### [What to produce]
Set every line down exactly, from the one that has "Extract all readable text from this page." through the final one, and keep the pictures out.

■ ■ ■ ■

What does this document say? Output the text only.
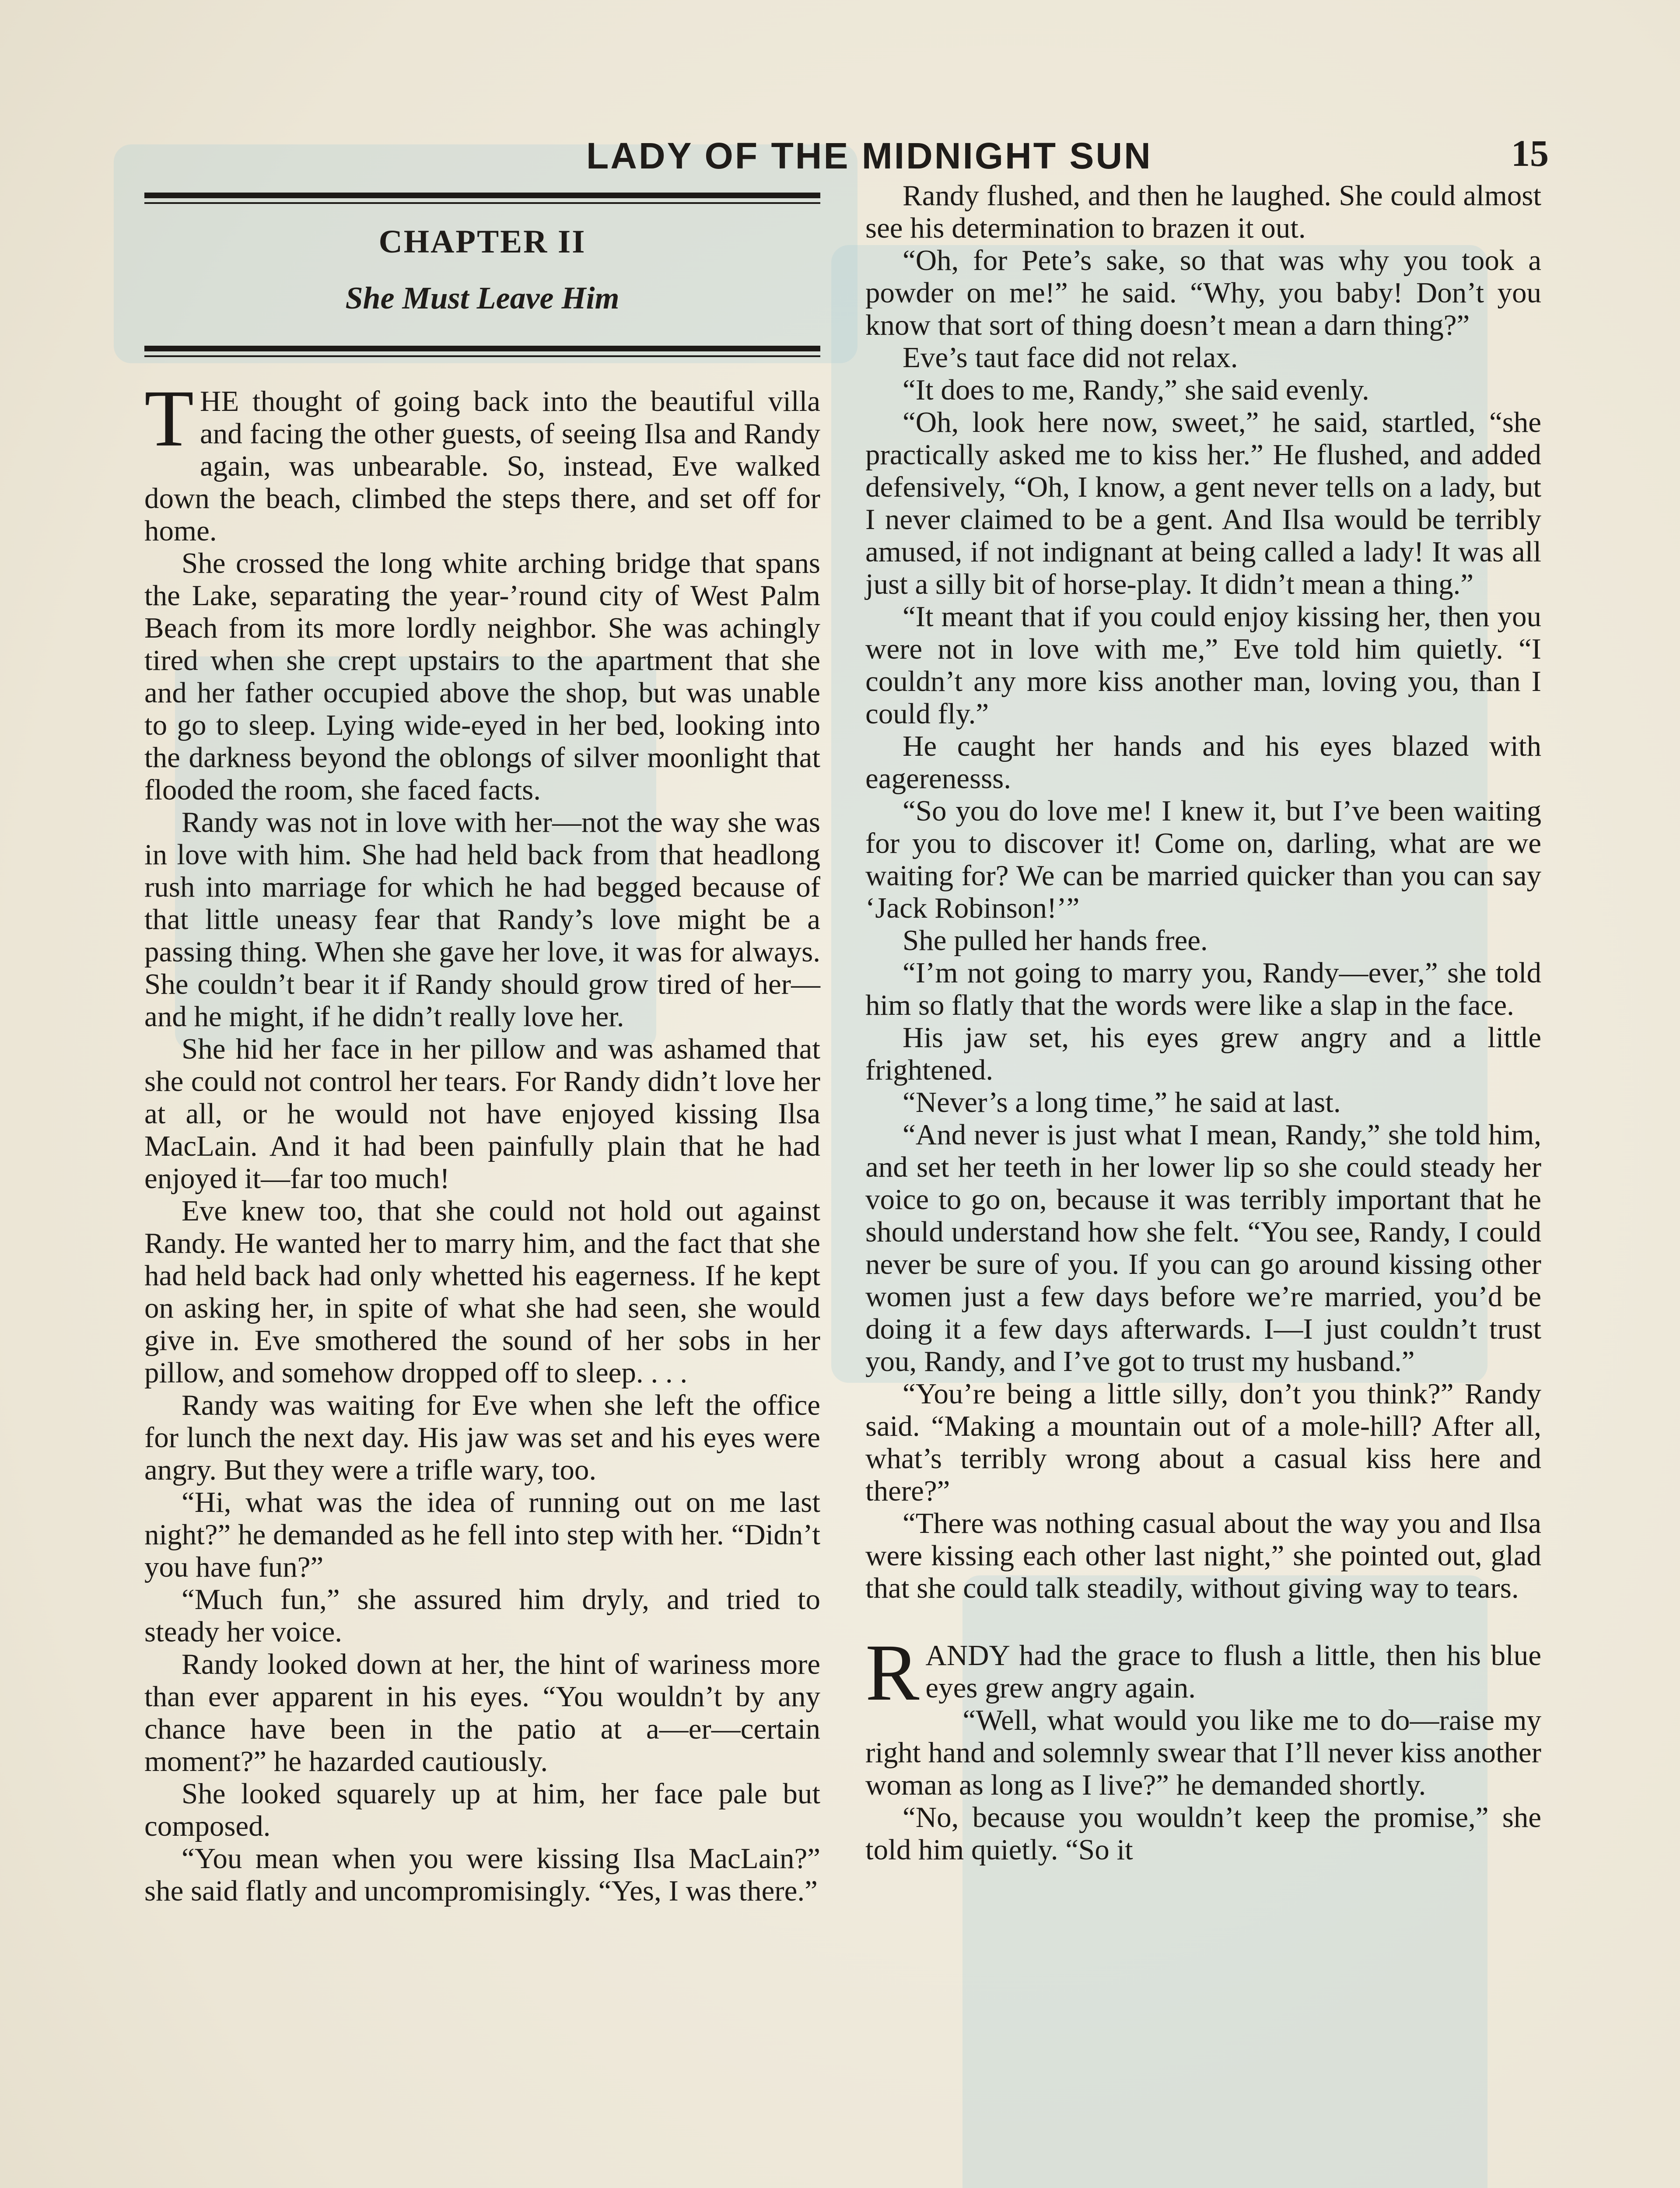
LADY OF THE MIDNIGHT SUN	15
CHAPTER II
She Must Leave Him

THE thought of going back into the beautiful villa and facing the other guests, of seeing Ilsa and Randy again, was unbearable. So, instead, Eve walked down the beach, climbed the steps there, and set off for home.

She crossed the long white arching bridge that spans the Lake, separating the year-’round city of West Palm Beach from its more lordly neighbor. She was achingly tired when she crept upstairs to the apartment that she and her father occupied above the shop, but was unable to go to sleep. Lying wide-eyed in her bed, looking into the darkness beyond the oblongs of silver moonlight that flooded the room, she faced facts.

Randy was not in love with her—not the way she was in love with him. She had held back from that headlong rush into marriage for which he had begged because of that little uneasy fear that Randy’s love might be a passing thing. When she gave her love, it was for always. She couldn’t bear it if Randy should grow tired of her—and he might, if he didn’t really love her.

She hid her face in her pillow and was ashamed that she could not control her tears. For Randy didn’t love her at all, or he would not have enjoyed kissing Ilsa MacLain. And it had been painfully plain that he had enjoyed it—far too much!

Eve knew too, that she could not hold out against Randy. He wanted her to marry him, and the fact that she had held back had only whetted his eagerness. If he kept on asking her, in spite of what she had seen, she would give in. Eve smothered the sound of her sobs in her pillow, and somehow dropped off to sleep. . . .

Randy was waiting for Eve when she left the office for lunch the next day. His jaw was set and his eyes were angry. But they were a trifle wary, too.

“Hi, what was the idea of running out on me last night?” he demanded as he fell into step with her. “Didn’t you have fun?”

“Much fun,” she assured him dryly, and tried to steady her voice.

Randy looked down at her, the hint of wariness more than ever apparent in his eyes. “You wouldn’t by any chance have been in the patio at a—er—certain moment?” he hazarded cautiously.

She looked squarely up at him, her face pale but composed.

“You mean when you were kissing Ilsa MacLain?” she said flatly and uncompromisingly. “Yes, I was there.”

Randy flushed, and then he laughed. She could almost see his determination to brazen it out.

“Oh, for Pete’s sake, so that was why you took a powder on me!” he said. “Why, you baby! Don’t you know that sort of thing doesn’t mean a darn thing?”

Eve’s taut face did not relax.

“It does to me, Randy,” she said evenly.

“Oh, look here now, sweet,” he said, startled, “she practically asked me to kiss her.” He flushed, and added defensively, “Oh, I know, a gent never tells on a lady, but I never claimed to be a gent. And Ilsa would be terribly amused, if not indignant at being called a lady! It was all just a silly bit of horse-play. It didn’t mean a thing.”

“It meant that if you could enjoy kissing her, then you were not in love with me,” Eve told him quietly. “I couldn’t any more kiss another man, loving you, than I could fly.”

He caught her hands and his eyes blazed with eagerenesss.

“So you do love me! I knew it, but I’ve been waiting for you to discover it! Come on, darling, what are we waiting for? We can be married quicker than you can say ‘Jack Robinson!’”

She pulled her hands free.

“I’m not going to marry you, Randy—ever,” she told him so flatly that the words were like a slap in the face.

His jaw set, his eyes grew angry and a little frightened.

“Never’s a long time,” he said at last.

“And never is just what I mean, Randy,” she told him, and set her teeth in her lower lip so she could steady her voice to go on, because it was terribly important that he should understand how she felt. “You see, Randy, I could never be sure of you. If you can go around kissing other women just a few days before we’re married, you’d be doing it a few days afterwards. I—I just couldn’t trust you, Randy, and I’ve got to trust my husband.”

“You’re being a little silly, don’t you think?” Randy said. “Making a mountain out of a mole-hill? After all, what’s terribly wrong about a casual kiss here and there?”

“There was nothing casual about the way you and Ilsa were kissing each other last night,” she pointed out, glad that she could talk steadily, without giving way to tears.

RANDY had the grace to flush a little, then his blue eyes grew angry again.

“Well, what would you like me to do—raise my right hand and solemnly swear that I’ll never kiss another woman as long as I live?” he demanded shortly.

“No, because you wouldn’t keep the promise,” she told him quietly. “So it
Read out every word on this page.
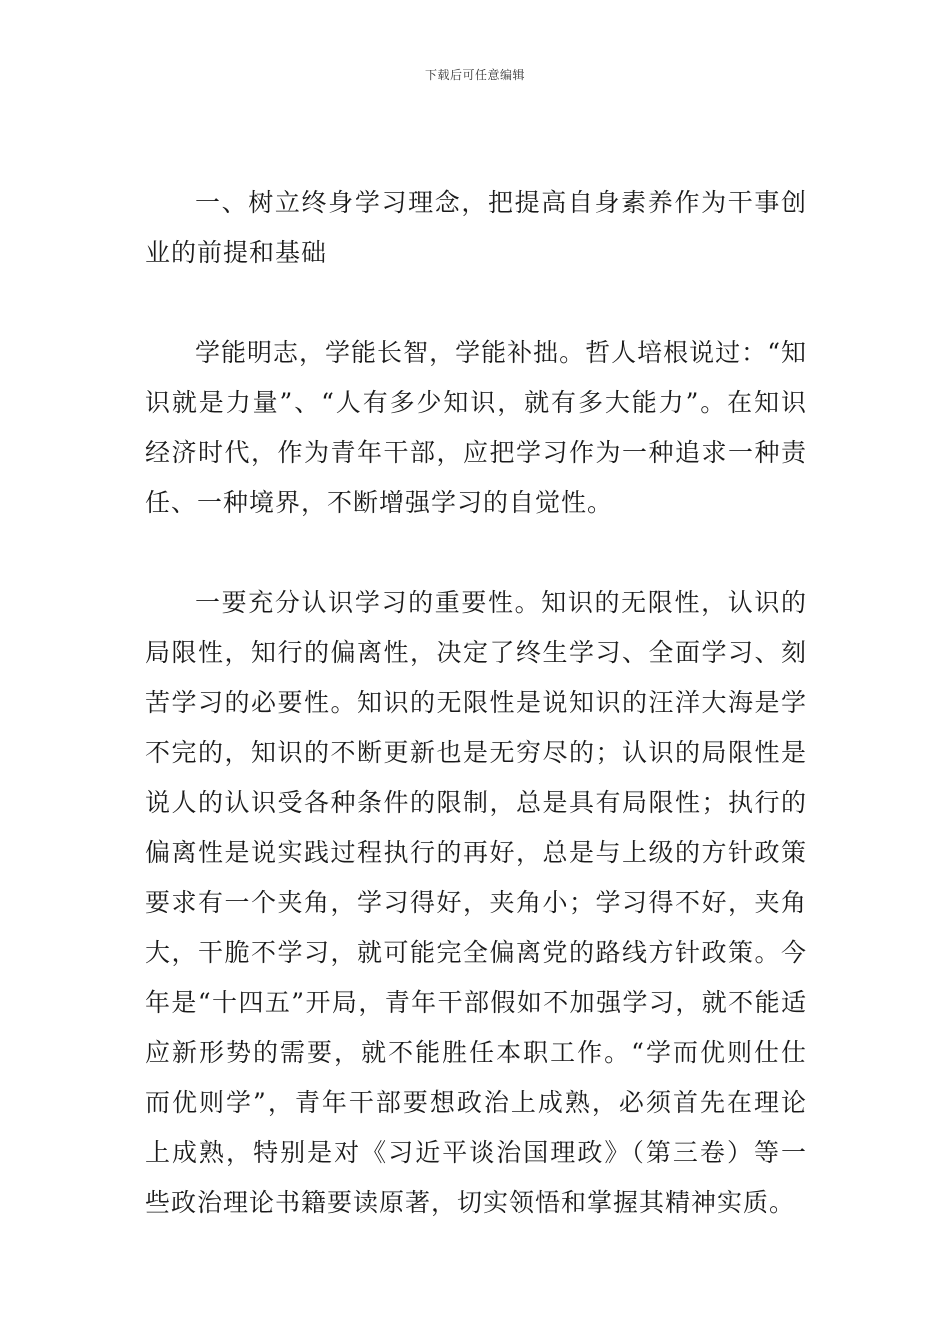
下载后可任意编辑

一、树立终身学习理念，把提高自身素养作为干事创业的前提和基础

学能明志，学能长智，学能补拙。哲人培根说过：“知识就是力量”、“人有多少知识，就有多大能力”。在知识经济时代，作为青年干部，应把学习作为一种追求一种责任、一种境界，不断增强学习的自觉性。

一要充分认识学习的重要性。知识的无限性，认识的局限性，知行的偏离性，决定了终生学习、全面学习、刻苦学习的必要性。知识的无限性是说知识的汪洋大海是学不完的，知识的不断更新也是无穷尽的；认识的局限性是说人的认识受各种条件的限制，总是具有局限性；执行的偏离性是说实践过程执行的再好，总是与上级的方针政策要求有一个夹角，学习得好，夹角小；学习得不好，夹角大，干脆不学习，就可能完全偏离党的路线方针政策。今年是“十四五”开局，青年干部假如不加强学习，就不能适应新形势的需要，就不能胜任本职工作。“学而优则仕仕而优则学”，青年干部要想政治上成熟，必须首先在理论上成熟，特别是对《习近平谈治国理政》（第三卷）等一些政治理论书籍要读原著，切实领悟和掌握其精神实质。
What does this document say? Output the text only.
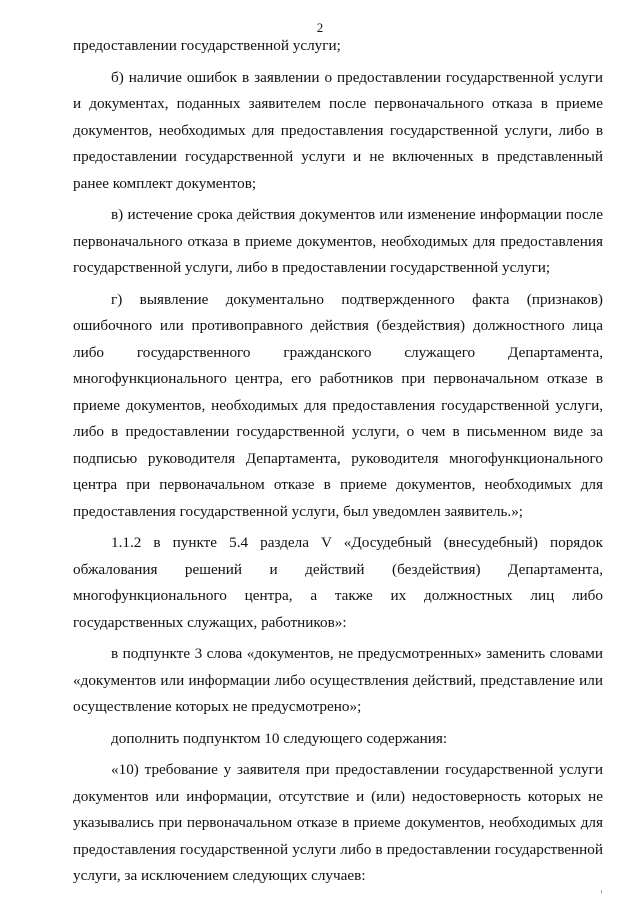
2

предоставлении государственной услуги;

б) наличие ошибок в заявлении о предоставлении государственной услуги и документах, поданных заявителем после первоначального отказа в приеме документов, необходимых для предоставления государственной услуги, либо в предоставлении государственной услуги и не включенных в представленный ранее комплект документов;

в) истечение срока действия документов или изменение информации после первоначального отказа в приеме документов, необходимых для предоставления государственной услуги, либо в предоставлении государственной услуги;

г) выявление документально подтвержденного факта (признаков) ошибочного или противоправного действия (бездействия) должностного лица либо государственного гражданского служащего Департамента, многофункционального центра, его работников при первоначальном отказе в приеме документов, необходимых для предоставления государственной услуги, либо в предоставлении государственной услуги, о чем в письменном виде за подписью руководителя Департамента, руководителя многофункционального центра при первоначальном отказе в приеме документов, необходимых для предоставления государственной услуги, был уведомлен заявитель.»;

1.1.2 в пункте 5.4 раздела V «Досудебный (внесудебный) порядок обжалования решений и действий (бездействия) Департамента, многофункционального центра, а также их должностных лиц либо государственных служащих, работников»:

в подпункте 3 слова «документов, не предусмотренных» заменить словами «документов или информации либо осуществления действий, представление или осуществление которых не предусмотрено»;

дополнить подпунктом 10 следующего содержания:

«10) требование у заявителя при предоставлении государственной услуги документов или информации, отсутствие и (или) недостоверность которых не указывались при первоначальном отказе в приеме документов, необходимых для предоставления государственной услуги либо в предоставлении государственной услуги, за исключением следующих случаев:
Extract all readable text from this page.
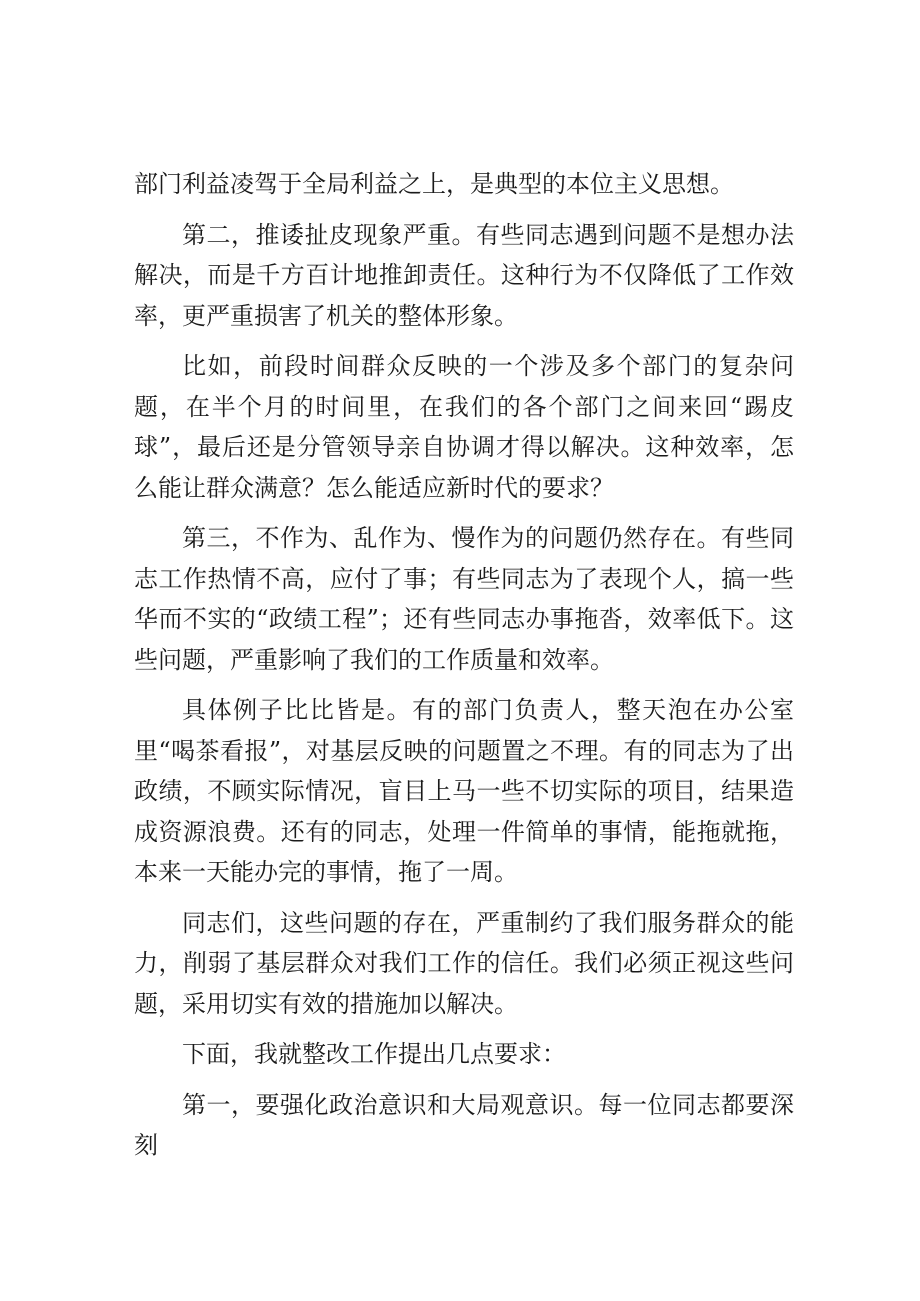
部门利益凌驾于全局利益之上，是典型的本位主义思想。

第二，推诿扯皮现象严重。有些同志遇到问题不是想办法解决，而是千方百计地推卸责任。这种行为不仅降低了工作效率，更严重损害了机关的整体形象。

比如，前段时间群众反映的一个涉及多个部门的复杂问题，在半个月的时间里，在我们的各个部门之间来回“踢皮球”，最后还是分管领导亲自协调才得以解决。这种效率，怎么能让群众满意？怎么能适应新时代的要求？

第三，不作为、乱作为、慢作为的问题仍然存在。有些同志工作热情不高，应付了事；有些同志为了表现个人，搞一些华而不实的“政绩工程”；还有些同志办事拖沓，效率低下。这些问题，严重影响了我们的工作质量和效率。

具体例子比比皆是。有的部门负责人，整天泡在办公室里“喝茶看报”，对基层反映的问题置之不理。有的同志为了出政绩，不顾实际情况，盲目上马一些不切实际的项目，结果造成资源浪费。还有的同志，处理一件简单的事情，能拖就拖，本来一天能办完的事情，拖了一周。

同志们，这些问题的存在，严重制约了我们服务群众的能力，削弱了基层群众对我们工作的信任。我们必须正视这些问题，采用切实有效的措施加以解决。

下面，我就整改工作提出几点要求：

第一，要强化政治意识和大局观意识。每一位同志都要深刻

■ ■ ■ ■

### [Answer to this exercise]
Extract all readable text from this page.
部门利益凌驾于全局利益之上，是典型的本位主义思想。

第二，推诿扯皮现象严重。有些同志遇到问题不是想办法解决，而是千方百计地推卸责任。这种行为不仅降低了工作效率，更严重损害了机关的整体形象。

比如，前段时间群众反映的一个涉及多个部门的复杂问题，在半个月的时间里，在我们的各个部门之间来回“踢皮球”，最后还是分管领导亲自协调才得以解决。这种效率，怎么能让群众满意？怎么能适应新时代的要求？

第三，不作为、乱作为、慢作为的问题仍然存在。有些同志工作热情不高，应付了事；有些同志为了表现个人，搞一些华而不实的“政绩工程”；还有些同志办事拖沓，效率低下。这些问题，严重影响了我们的工作质量和效率。

具体例子比比皆是。有的部门负责人，整天泡在办公室里“喝茶看报”，对基层反映的问题置之不理。有的同志为了出政绩，不顾实际情况，盲目上马一些不切实际的项目，结果造成资源浪费。还有的同志，处理一件简单的事情，能拖就拖，本来一天能办完的事情，拖了一周。

同志们，这些问题的存在，严重制约了我们服务群众的能力，削弱了基层群众对我们工作的信任。我们必须正视这些问题，采用切实有效的措施加以解决。

下面，我就整改工作提出几点要求：

第一，要强化政治意识和大局观意识。每一位同志都要深刻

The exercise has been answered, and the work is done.